Below are some entries; can you quote all of them exactly?

+-------+

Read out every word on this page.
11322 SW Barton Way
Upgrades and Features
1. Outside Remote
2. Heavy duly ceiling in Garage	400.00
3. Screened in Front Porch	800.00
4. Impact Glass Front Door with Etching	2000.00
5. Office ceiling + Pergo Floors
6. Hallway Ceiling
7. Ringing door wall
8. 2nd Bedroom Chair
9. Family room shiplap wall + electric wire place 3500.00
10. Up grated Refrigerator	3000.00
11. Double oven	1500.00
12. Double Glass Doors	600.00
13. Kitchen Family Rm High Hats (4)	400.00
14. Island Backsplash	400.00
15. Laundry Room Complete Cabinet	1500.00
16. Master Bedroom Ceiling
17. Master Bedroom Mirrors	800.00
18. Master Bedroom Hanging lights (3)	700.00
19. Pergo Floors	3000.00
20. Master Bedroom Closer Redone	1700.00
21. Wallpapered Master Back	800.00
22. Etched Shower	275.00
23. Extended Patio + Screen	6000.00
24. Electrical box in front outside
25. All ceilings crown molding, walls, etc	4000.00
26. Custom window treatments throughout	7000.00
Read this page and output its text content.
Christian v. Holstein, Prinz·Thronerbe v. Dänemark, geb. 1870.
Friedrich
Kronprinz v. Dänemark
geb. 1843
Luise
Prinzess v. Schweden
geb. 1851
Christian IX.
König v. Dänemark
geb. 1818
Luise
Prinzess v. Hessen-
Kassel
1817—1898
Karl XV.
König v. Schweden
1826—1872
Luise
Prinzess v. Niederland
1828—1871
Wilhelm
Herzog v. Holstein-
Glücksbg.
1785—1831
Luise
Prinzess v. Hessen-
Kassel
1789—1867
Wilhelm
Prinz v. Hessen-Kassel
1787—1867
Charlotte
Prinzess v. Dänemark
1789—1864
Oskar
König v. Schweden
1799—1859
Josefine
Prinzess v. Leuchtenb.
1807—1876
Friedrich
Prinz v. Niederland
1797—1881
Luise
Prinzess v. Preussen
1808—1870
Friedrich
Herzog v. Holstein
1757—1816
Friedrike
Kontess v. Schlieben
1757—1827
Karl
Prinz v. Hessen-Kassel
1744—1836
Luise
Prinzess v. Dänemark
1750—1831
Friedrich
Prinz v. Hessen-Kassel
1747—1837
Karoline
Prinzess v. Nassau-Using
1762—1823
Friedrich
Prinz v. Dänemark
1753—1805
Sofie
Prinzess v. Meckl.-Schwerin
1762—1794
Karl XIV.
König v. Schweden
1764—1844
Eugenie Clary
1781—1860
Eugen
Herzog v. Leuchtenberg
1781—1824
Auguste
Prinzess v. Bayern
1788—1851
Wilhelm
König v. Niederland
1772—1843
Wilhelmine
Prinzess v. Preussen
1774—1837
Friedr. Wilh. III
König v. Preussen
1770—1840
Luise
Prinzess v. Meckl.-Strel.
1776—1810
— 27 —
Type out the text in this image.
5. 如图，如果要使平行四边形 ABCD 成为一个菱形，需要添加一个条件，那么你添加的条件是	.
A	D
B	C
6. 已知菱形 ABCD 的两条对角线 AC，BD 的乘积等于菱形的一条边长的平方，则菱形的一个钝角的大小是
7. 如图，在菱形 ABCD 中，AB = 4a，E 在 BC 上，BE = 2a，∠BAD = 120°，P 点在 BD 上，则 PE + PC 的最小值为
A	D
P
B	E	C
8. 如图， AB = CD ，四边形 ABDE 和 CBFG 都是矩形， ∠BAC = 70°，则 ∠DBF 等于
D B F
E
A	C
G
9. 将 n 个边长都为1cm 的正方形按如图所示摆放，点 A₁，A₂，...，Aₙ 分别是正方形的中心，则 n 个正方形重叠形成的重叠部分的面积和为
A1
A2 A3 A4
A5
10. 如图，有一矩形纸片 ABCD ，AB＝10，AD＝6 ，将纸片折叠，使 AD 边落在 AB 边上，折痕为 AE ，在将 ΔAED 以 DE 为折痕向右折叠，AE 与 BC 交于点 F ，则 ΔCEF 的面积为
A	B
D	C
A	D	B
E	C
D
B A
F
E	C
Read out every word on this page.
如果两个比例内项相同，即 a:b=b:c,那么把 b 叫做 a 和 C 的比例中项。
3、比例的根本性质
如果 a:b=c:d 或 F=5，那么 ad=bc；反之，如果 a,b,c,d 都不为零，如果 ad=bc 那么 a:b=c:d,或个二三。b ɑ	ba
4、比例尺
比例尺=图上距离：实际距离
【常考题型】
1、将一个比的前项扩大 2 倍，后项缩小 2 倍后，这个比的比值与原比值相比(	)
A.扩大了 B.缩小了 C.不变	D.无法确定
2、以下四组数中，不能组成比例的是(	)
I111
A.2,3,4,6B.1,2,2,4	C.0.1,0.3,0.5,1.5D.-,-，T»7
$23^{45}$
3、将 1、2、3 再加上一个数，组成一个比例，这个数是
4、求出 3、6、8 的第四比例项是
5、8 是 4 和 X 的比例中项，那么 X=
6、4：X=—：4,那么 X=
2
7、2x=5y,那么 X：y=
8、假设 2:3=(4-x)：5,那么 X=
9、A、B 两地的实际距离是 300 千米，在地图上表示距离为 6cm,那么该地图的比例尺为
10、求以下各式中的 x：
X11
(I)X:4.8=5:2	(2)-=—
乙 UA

+-------+

* WRITTEN RESPONSE:
Read out every word on this page.
11322 SW Barton Way
Upgrades and Features
1. Outside Remote
2. Heavy duly ceiling in Garage	400.00
3. Screened in Front Porch	800.00
4. Impact Glass Front Door with Etching	2000.00
5. Office ceiling + Pergo Floors
6. Hallway Ceiling
7. Ringing door wall
8. 2nd Bedroom Chair
9. Family room shiplap wall + electric wire place 3500.00
10. Up grated Refrigerator	3000.00
11. Double oven	1500.00
12. Double Glass Doors	600.00
13. Kitchen Family Rm High Hats (4)	400.00
14. Island Backsplash	400.00
15. Laundry Room Complete Cabinet	1500.00
16. Master Bedroom Ceiling
17. Master Bedroom Mirrors	800.00
18. Master Bedroom Hanging lights (3)	700.00
19. Pergo Floors	3000.00
20. Master Bedroom Closer Redone	1700.00
21. Wallpapered Master Back	800.00
22. Etched Shower	275.00
23. Extended Patio + Screen	6000.00
24. Electrical box in front outside
25. All ceilings crown molding, walls, etc	4000.00
26. Custom window treatments throughout	7000.00
Read this page and output its text content.
Christian v. Holstein, Prinz·Thronerbe v. Dänemark, geb. 1870.
Friedrich
Kronprinz v. Dänemark
geb. 1843
Luise
Prinzess v. Schweden
geb. 1851
Christian IX.
König v. Dänemark
geb. 1818
Luise
Prinzess v. Hessen-
Kassel
1817—1898
Karl XV.
König v. Schweden
1826—1872
Luise
Prinzess v. Niederland
1828—1871
Wilhelm
Herzog v. Holstein-
Glücksbg.
1785—1831
Luise
Prinzess v. Hessen-
Kassel
1789—1867
Wilhelm
Prinz v. Hessen-Kassel
1787—1867
Charlotte
Prinzess v. Dänemark
1789—1864
Oskar
König v. Schweden
1799—1859
Josefine
Prinzess v. Leuchtenb.
1807—1876
Friedrich
Prinz v. Niederland
1797—1881
Luise
Prinzess v. Preussen
1808—1870
Friedrich
Herzog v. Holstein
1757—1816
Friedrike
Kontess v. Schlieben
1757—1827
Karl
Prinz v. Hessen-Kassel
1744—1836
Luise
Prinzess v. Dänemark
1750—1831
Friedrich
Prinz v. Hessen-Kassel
1747—1837
Karoline
Prinzess v. Nassau-Using
1762—1823
Friedrich
Prinz v. Dänemark
1753—1805
Sofie
Prinzess v. Meckl.-Schwerin
1762—1794
Karl XIV.
König v. Schweden
1764—1844
Eugenie Clary
1781—1860
Eugen
Herzog v. Leuchtenberg
1781—1824
Auguste
Prinzess v. Bayern
1788—1851
Wilhelm
König v. Niederland
1772—1843
Wilhelmine
Prinzess v. Preussen
1774—1837
Friedr. Wilh. III
König v. Preussen
1770—1840
Luise
Prinzess v. Meckl.-Strel.
1776—1810
— 27 —
Type out the text in this image.
5. 如图，如果要使平行四边形 ABCD 成为一个菱形，需要添加一个条件，那么你添加的条件是	.
A	D
B	C
6. 已知菱形 ABCD 的两条对角线 AC，BD 的乘积等于菱形的一条边长的平方，则菱形的一个钝角的大小是
7. 如图，在菱形 ABCD 中，AB = 4a，E 在 BC 上，BE = 2a，∠BAD = 120°，P 点在 BD 上，则 PE + PC 的最小值为
A	D
P
B	E	C
8. 如图， AB = CD ，四边形 ABDE 和 CBFG 都是矩形， ∠BAC = 70°，则 ∠DBF 等于
D B F
E
A	C
G
9. 将 n 个边长都为1cm 的正方形按如图所示摆放，点 A₁，A₂，...，Aₙ 分别是正方形的中心，则 n 个正方形重叠形成的重叠部分的面积和为
A1
A2 A3 A4
A5
10. 如图，有一矩形纸片 ABCD ，AB＝10，AD＝6 ，将纸片折叠，使 AD 边落在 AB 边上，折痕为 AE ，在将 ΔAED 以 DE 为折痕向右折叠，AE 与 BC 交于点 F ，则 ΔCEF 的面积为
A	B
D	C
A	D	B
E	C
D
B A
F
E	C
Read out every word on this page.
如果两个比例内项相同，即 a:b=b:c,那么把 b 叫做 a 和 C 的比例中项。
3、比例的根本性质
如果 a:b=c:d 或 F=5，那么 ad=bc；反之，如果 a,b,c,d 都不为零，如果 ad=bc 那么 a:b=c:d,或个二三。b ɑ	ba
4、比例尺
比例尺=图上距离：实际距离
【常考题型】
1、将一个比的前项扩大 2 倍，后项缩小 2 倍后，这个比的比值与原比值相比(	)
A.扩大了 B.缩小了 C.不变	D.无法确定
2、以下四组数中，不能组成比例的是(	)
I111
A.2,3,4,6B.1,2,2,4	C.0.1,0.3,0.5,1.5D.-,-，T»7
$23^{45}$
3、将 1、2、3 再加上一个数，组成一个比例，这个数是
4、求出 3、6、8 的第四比例项是
5、8 是 4 和 X 的比例中项，那么 X=
6、4：X=—：4,那么 X=
2
7、2x=5y,那么 X：y=
8、假设 2:3=(4-x)：5,那么 X=
9、A、B 两地的实际距离是 300 千米，在地图上表示距离为 6cm,那么该地图的比例尺为
10、求以下各式中的 x：
X11
(I)X:4.8=5:2	(2)-=—
乙 UA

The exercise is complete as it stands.